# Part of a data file
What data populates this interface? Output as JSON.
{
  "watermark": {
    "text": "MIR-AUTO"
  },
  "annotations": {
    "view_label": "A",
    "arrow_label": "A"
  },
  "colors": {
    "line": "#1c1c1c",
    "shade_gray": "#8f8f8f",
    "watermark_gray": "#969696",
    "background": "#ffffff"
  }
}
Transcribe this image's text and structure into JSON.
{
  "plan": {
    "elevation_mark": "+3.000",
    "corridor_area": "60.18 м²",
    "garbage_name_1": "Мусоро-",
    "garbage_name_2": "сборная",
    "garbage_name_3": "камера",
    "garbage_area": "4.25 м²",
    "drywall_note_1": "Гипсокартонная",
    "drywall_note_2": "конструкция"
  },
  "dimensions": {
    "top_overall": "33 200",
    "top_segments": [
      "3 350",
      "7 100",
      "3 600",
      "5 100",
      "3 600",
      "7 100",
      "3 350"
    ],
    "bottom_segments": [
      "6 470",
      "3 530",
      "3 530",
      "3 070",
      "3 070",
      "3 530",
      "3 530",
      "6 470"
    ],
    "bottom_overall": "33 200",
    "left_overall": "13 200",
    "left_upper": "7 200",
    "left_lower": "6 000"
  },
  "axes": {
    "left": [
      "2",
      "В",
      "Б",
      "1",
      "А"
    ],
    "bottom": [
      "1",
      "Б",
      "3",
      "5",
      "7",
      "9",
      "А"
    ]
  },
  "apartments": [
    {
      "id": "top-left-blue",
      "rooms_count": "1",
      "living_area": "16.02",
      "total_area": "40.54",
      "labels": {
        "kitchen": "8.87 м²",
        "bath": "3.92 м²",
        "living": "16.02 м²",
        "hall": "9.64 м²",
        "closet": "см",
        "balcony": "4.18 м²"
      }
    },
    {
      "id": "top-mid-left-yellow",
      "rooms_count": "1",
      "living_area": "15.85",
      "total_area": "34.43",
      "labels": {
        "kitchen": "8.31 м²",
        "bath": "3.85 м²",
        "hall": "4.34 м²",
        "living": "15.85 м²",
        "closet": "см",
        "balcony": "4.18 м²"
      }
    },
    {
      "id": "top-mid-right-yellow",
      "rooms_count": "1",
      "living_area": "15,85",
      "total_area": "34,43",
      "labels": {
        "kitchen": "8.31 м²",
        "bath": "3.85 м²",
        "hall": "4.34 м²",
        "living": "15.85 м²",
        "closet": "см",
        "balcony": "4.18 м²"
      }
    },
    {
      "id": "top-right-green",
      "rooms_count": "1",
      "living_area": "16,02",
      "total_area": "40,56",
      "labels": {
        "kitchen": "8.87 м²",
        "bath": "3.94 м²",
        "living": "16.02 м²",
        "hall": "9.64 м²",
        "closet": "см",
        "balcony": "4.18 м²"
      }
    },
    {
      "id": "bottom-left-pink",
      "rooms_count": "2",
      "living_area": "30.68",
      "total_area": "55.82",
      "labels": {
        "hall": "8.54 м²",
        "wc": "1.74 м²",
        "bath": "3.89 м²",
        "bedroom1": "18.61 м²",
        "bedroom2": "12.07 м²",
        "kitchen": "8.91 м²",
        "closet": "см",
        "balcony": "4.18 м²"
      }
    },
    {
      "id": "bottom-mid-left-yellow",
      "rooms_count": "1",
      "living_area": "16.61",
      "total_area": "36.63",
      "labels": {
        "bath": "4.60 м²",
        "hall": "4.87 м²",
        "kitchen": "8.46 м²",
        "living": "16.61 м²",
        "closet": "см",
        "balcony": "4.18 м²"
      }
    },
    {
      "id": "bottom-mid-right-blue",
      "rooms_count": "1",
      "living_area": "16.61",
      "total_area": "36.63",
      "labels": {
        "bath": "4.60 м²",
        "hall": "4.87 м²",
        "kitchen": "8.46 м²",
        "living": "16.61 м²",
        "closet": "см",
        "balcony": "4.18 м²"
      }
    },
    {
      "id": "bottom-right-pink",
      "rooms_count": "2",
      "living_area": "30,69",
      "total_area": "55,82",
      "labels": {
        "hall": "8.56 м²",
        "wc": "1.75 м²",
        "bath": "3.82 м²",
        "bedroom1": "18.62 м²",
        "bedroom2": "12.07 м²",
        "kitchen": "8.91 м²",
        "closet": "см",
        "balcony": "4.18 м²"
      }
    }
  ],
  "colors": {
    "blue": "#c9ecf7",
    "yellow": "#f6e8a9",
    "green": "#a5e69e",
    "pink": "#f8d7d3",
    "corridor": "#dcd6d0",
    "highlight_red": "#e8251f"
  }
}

# Stated task
Where a line in the material contains "blue", copy that line.

# Written response
      "id": "top-left-blue",
      "id": "bottom-mid-right-blue",
    "blue": "#c9ecf7",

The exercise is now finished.